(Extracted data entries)
•••••

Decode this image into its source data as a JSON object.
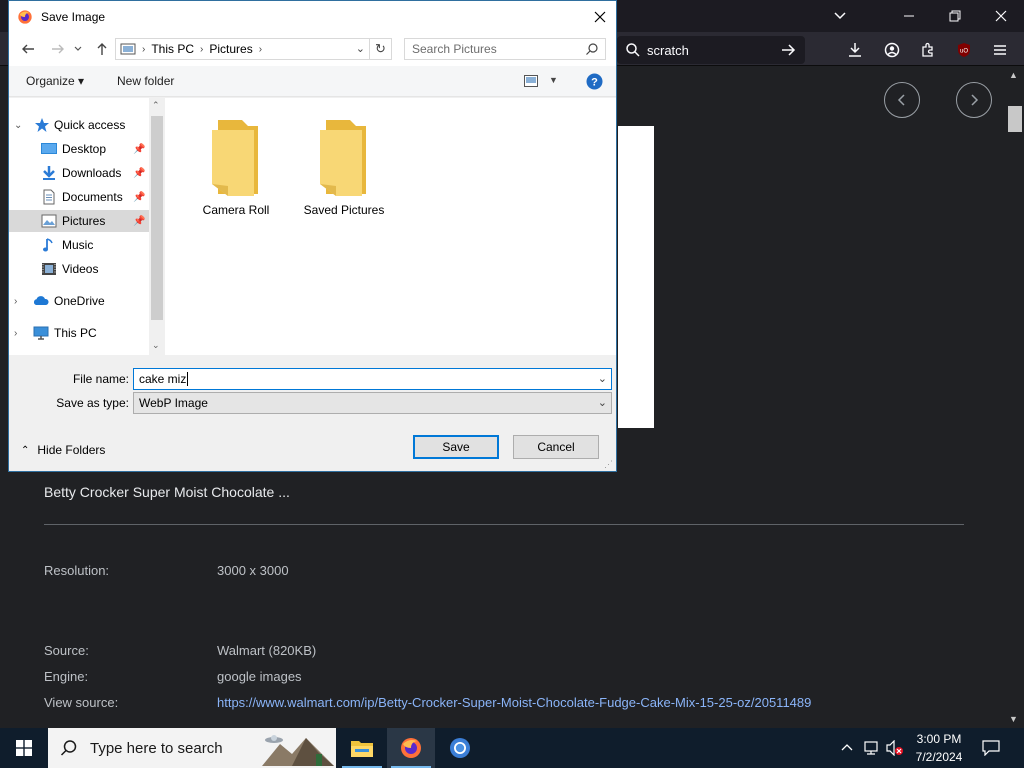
{
  "browser": {
    "url_text": "scratch",
    "image_title": "Betty Crocker Super Moist Chocolate ...",
    "meta": [
      {
        "label": "Resolution:",
        "value": "3000 x 3000"
      },
      {
        "label": "Source:",
        "value": "Walmart (820KB)"
      },
      {
        "label": "Engine:",
        "value": "google images"
      },
      {
        "label": "View source:",
        "value": "https://www.walmart.com/ip/Betty-Crocker-Super-Moist-Chocolate-Fudge-Cake-Mix-15-25-oz/20511489"
      }
    ]
  },
  "dialog": {
    "title": "Save Image",
    "breadcrumb": [
      "This PC",
      "Pictures"
    ],
    "search_placeholder": "Search Pictures",
    "organize_label": "Organize ▾",
    "new_folder_label": "New folder",
    "nav_items": [
      {
        "label": "Quick access",
        "icon": "star-icon"
      },
      {
        "label": "Desktop",
        "icon": "desktop-icon"
      },
      {
        "label": "Downloads",
        "icon": "download-icon"
      },
      {
        "label": "Documents",
        "icon": "document-icon"
      },
      {
        "label": "Pictures",
        "icon": "pictures-icon"
      },
      {
        "label": "Music",
        "icon": "music-icon"
      },
      {
        "label": "Videos",
        "icon": "video-icon"
      },
      {
        "label": "OneDrive",
        "icon": "cloud-icon"
      },
      {
        "label": "This PC",
        "icon": "computer-icon"
      }
    ],
    "folders": [
      "Camera Roll",
      "Saved Pictures"
    ],
    "file_name_label": "File name:",
    "file_name_value": "cake miz",
    "save_type_label": "Save as type:",
    "save_type_value": "WebP Image",
    "hide_folders_label": "Hide Folders",
    "save_label": "Save",
    "cancel_label": "Cancel"
  },
  "taskbar": {
    "search_placeholder": "Type here to search",
    "time": "3:00 PM",
    "date": "7/2/2024"
  },
  "colors": {
    "accent": "#0078d7",
    "browser_bg": "#202124",
    "taskbar_bg": "#0f1d2c",
    "link": "#8ab4f8"
  }
}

•••••

Images should not appear in the copy; retype the listing above exactly.

Decode this image into its source data as a JSON object.
{
  "browser": {
    "url_text": "scratch",
    "image_title": "Betty Crocker Super Moist Chocolate ...",
    "meta": [
      {
        "label": "Resolution:",
        "value": "3000 x 3000"
      },
      {
        "label": "Source:",
        "value": "Walmart (820KB)"
      },
      {
        "label": "Engine:",
        "value": "google images"
      },
      {
        "label": "View source:",
        "value": "https://www.walmart.com/ip/Betty-Crocker-Super-Moist-Chocolate-Fudge-Cake-Mix-15-25-oz/20511489"
      }
    ]
  },
  "dialog": {
    "title": "Save Image",
    "breadcrumb": [
      "This PC",
      "Pictures"
    ],
    "search_placeholder": "Search Pictures",
    "organize_label": "Organize ▾",
    "new_folder_label": "New folder",
    "nav_items": [
      {
        "label": "Quick access",
        "icon": "star-icon"
      },
      {
        "label": "Desktop",
        "icon": "desktop-icon"
      },
      {
        "label": "Downloads",
        "icon": "download-icon"
      },
      {
        "label": "Documents",
        "icon": "document-icon"
      },
      {
        "label": "Pictures",
        "icon": "pictures-icon"
      },
      {
        "label": "Music",
        "icon": "music-icon"
      },
      {
        "label": "Videos",
        "icon": "video-icon"
      },
      {
        "label": "OneDrive",
        "icon": "cloud-icon"
      },
      {
        "label": "This PC",
        "icon": "computer-icon"
      }
    ],
    "folders": [
      "Camera Roll",
      "Saved Pictures"
    ],
    "file_name_label": "File name:",
    "file_name_value": "cake miz",
    "save_type_label": "Save as type:",
    "save_type_value": "WebP Image",
    "hide_folders_label": "Hide Folders",
    "save_label": "Save",
    "cancel_label": "Cancel"
  },
  "taskbar": {
    "search_placeholder": "Type here to search",
    "time": "3:00 PM",
    "date": "7/2/2024"
  },
  "colors": {
    "accent": "#0078d7",
    "browser_bg": "#202124",
    "taskbar_bg": "#0f1d2c",
    "link": "#8ab4f8"
  }
}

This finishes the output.